[BEGIN RECORD EXCERPTS]

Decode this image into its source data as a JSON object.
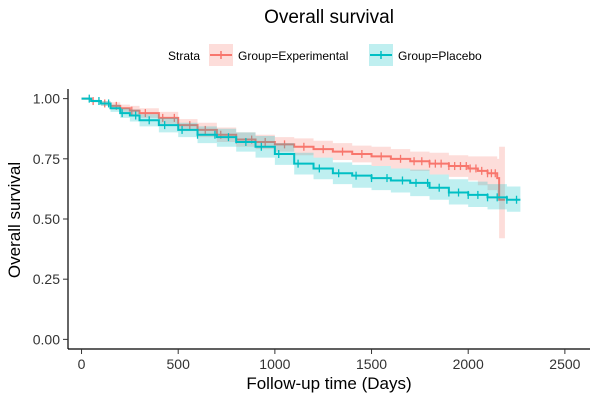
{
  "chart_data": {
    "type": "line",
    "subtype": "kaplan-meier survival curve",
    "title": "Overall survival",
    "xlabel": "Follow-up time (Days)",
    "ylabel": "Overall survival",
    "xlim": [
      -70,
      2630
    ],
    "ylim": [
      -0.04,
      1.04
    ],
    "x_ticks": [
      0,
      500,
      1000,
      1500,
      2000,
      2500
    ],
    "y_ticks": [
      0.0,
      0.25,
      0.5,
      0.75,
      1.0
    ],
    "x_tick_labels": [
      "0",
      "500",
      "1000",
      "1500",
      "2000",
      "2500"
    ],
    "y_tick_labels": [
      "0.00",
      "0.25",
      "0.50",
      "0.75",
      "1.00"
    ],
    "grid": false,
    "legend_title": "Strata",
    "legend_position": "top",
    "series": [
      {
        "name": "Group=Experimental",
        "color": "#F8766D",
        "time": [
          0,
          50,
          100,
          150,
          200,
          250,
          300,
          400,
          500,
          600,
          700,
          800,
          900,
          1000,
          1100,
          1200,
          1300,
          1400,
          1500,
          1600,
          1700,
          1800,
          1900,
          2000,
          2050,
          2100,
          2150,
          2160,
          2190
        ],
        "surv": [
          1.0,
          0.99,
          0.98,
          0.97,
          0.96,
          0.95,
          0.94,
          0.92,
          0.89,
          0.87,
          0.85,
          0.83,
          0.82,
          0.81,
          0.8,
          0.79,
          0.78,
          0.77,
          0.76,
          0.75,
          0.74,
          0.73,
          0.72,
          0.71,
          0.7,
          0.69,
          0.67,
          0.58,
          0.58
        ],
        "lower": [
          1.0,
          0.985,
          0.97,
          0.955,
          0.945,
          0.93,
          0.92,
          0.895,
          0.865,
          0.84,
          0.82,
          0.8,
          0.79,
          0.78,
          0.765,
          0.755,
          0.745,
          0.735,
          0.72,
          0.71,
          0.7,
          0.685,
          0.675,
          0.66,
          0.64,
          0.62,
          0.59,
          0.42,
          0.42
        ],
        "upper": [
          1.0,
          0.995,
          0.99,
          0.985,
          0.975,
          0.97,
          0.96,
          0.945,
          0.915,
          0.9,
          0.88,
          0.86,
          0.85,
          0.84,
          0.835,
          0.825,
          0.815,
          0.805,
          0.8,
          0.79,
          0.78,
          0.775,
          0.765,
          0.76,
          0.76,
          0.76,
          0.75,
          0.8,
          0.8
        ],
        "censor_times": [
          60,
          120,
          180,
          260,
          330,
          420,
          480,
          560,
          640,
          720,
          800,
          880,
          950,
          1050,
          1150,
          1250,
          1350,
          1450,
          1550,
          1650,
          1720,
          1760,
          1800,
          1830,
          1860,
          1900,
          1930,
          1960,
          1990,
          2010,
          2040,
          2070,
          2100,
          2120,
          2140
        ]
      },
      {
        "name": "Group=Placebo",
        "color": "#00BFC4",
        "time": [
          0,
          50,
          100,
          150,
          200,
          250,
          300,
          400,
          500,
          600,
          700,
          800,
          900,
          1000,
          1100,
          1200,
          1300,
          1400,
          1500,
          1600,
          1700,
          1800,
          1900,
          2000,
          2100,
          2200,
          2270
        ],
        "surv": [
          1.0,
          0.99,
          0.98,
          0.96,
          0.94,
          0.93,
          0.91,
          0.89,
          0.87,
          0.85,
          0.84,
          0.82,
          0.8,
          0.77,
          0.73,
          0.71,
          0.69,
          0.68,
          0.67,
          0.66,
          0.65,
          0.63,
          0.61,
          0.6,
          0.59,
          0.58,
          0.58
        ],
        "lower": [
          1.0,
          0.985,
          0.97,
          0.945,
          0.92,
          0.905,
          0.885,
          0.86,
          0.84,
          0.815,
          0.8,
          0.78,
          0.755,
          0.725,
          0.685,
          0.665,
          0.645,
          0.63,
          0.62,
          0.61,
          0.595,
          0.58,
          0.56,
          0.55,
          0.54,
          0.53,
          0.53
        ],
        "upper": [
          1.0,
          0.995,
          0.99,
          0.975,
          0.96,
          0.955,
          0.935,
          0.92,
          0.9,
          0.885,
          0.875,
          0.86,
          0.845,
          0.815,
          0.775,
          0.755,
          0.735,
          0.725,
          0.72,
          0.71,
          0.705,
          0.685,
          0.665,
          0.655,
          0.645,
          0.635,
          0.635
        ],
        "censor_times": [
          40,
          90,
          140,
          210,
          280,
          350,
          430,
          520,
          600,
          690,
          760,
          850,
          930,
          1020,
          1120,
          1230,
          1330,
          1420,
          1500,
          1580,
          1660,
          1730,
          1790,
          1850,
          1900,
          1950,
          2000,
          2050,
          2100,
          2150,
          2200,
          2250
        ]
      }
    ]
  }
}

[END RECORD EXCERPTS]

OBJECTIVE: Each entry must be retyped word for word, with every image omitted.

EXERCISE SOLUTION:
Decode this image into its source data as a JSON object.
{
  "chart_data": {
    "type": "line",
    "subtype": "kaplan-meier survival curve",
    "title": "Overall survival",
    "xlabel": "Follow-up time (Days)",
    "ylabel": "Overall survival",
    "xlim": [
      -70,
      2630
    ],
    "ylim": [
      -0.04,
      1.04
    ],
    "x_ticks": [
      0,
      500,
      1000,
      1500,
      2000,
      2500
    ],
    "y_ticks": [
      0.0,
      0.25,
      0.5,
      0.75,
      1.0
    ],
    "x_tick_labels": [
      "0",
      "500",
      "1000",
      "1500",
      "2000",
      "2500"
    ],
    "y_tick_labels": [
      "0.00",
      "0.25",
      "0.50",
      "0.75",
      "1.00"
    ],
    "grid": false,
    "legend_title": "Strata",
    "legend_position": "top",
    "series": [
      {
        "name": "Group=Experimental",
        "color": "#F8766D",
        "time": [
          0,
          50,
          100,
          150,
          200,
          250,
          300,
          400,
          500,
          600,
          700,
          800,
          900,
          1000,
          1100,
          1200,
          1300,
          1400,
          1500,
          1600,
          1700,
          1800,
          1900,
          2000,
          2050,
          2100,
          2150,
          2160,
          2190
        ],
        "surv": [
          1.0,
          0.99,
          0.98,
          0.97,
          0.96,
          0.95,
          0.94,
          0.92,
          0.89,
          0.87,
          0.85,
          0.83,
          0.82,
          0.81,
          0.8,
          0.79,
          0.78,
          0.77,
          0.76,
          0.75,
          0.74,
          0.73,
          0.72,
          0.71,
          0.7,
          0.69,
          0.67,
          0.58,
          0.58
        ],
        "lower": [
          1.0,
          0.985,
          0.97,
          0.955,
          0.945,
          0.93,
          0.92,
          0.895,
          0.865,
          0.84,
          0.82,
          0.8,
          0.79,
          0.78,
          0.765,
          0.755,
          0.745,
          0.735,
          0.72,
          0.71,
          0.7,
          0.685,
          0.675,
          0.66,
          0.64,
          0.62,
          0.59,
          0.42,
          0.42
        ],
        "upper": [
          1.0,
          0.995,
          0.99,
          0.985,
          0.975,
          0.97,
          0.96,
          0.945,
          0.915,
          0.9,
          0.88,
          0.86,
          0.85,
          0.84,
          0.835,
          0.825,
          0.815,
          0.805,
          0.8,
          0.79,
          0.78,
          0.775,
          0.765,
          0.76,
          0.76,
          0.76,
          0.75,
          0.8,
          0.8
        ],
        "censor_times": [
          60,
          120,
          180,
          260,
          330,
          420,
          480,
          560,
          640,
          720,
          800,
          880,
          950,
          1050,
          1150,
          1250,
          1350,
          1450,
          1550,
          1650,
          1720,
          1760,
          1800,
          1830,
          1860,
          1900,
          1930,
          1960,
          1990,
          2010,
          2040,
          2070,
          2100,
          2120,
          2140
        ]
      },
      {
        "name": "Group=Placebo",
        "color": "#00BFC4",
        "time": [
          0,
          50,
          100,
          150,
          200,
          250,
          300,
          400,
          500,
          600,
          700,
          800,
          900,
          1000,
          1100,
          1200,
          1300,
          1400,
          1500,
          1600,
          1700,
          1800,
          1900,
          2000,
          2100,
          2200,
          2270
        ],
        "surv": [
          1.0,
          0.99,
          0.98,
          0.96,
          0.94,
          0.93,
          0.91,
          0.89,
          0.87,
          0.85,
          0.84,
          0.82,
          0.8,
          0.77,
          0.73,
          0.71,
          0.69,
          0.68,
          0.67,
          0.66,
          0.65,
          0.63,
          0.61,
          0.6,
          0.59,
          0.58,
          0.58
        ],
        "lower": [
          1.0,
          0.985,
          0.97,
          0.945,
          0.92,
          0.905,
          0.885,
          0.86,
          0.84,
          0.815,
          0.8,
          0.78,
          0.755,
          0.725,
          0.685,
          0.665,
          0.645,
          0.63,
          0.62,
          0.61,
          0.595,
          0.58,
          0.56,
          0.55,
          0.54,
          0.53,
          0.53
        ],
        "upper": [
          1.0,
          0.995,
          0.99,
          0.975,
          0.96,
          0.955,
          0.935,
          0.92,
          0.9,
          0.885,
          0.875,
          0.86,
          0.845,
          0.815,
          0.775,
          0.755,
          0.735,
          0.725,
          0.72,
          0.71,
          0.705,
          0.685,
          0.665,
          0.655,
          0.645,
          0.635,
          0.635
        ],
        "censor_times": [
          40,
          90,
          140,
          210,
          280,
          350,
          430,
          520,
          600,
          690,
          760,
          850,
          930,
          1020,
          1120,
          1230,
          1330,
          1420,
          1500,
          1580,
          1660,
          1730,
          1790,
          1850,
          1900,
          1950,
          2000,
          2050,
          2100,
          2150,
          2200,
          2250
        ]
      }
    ]
  }
}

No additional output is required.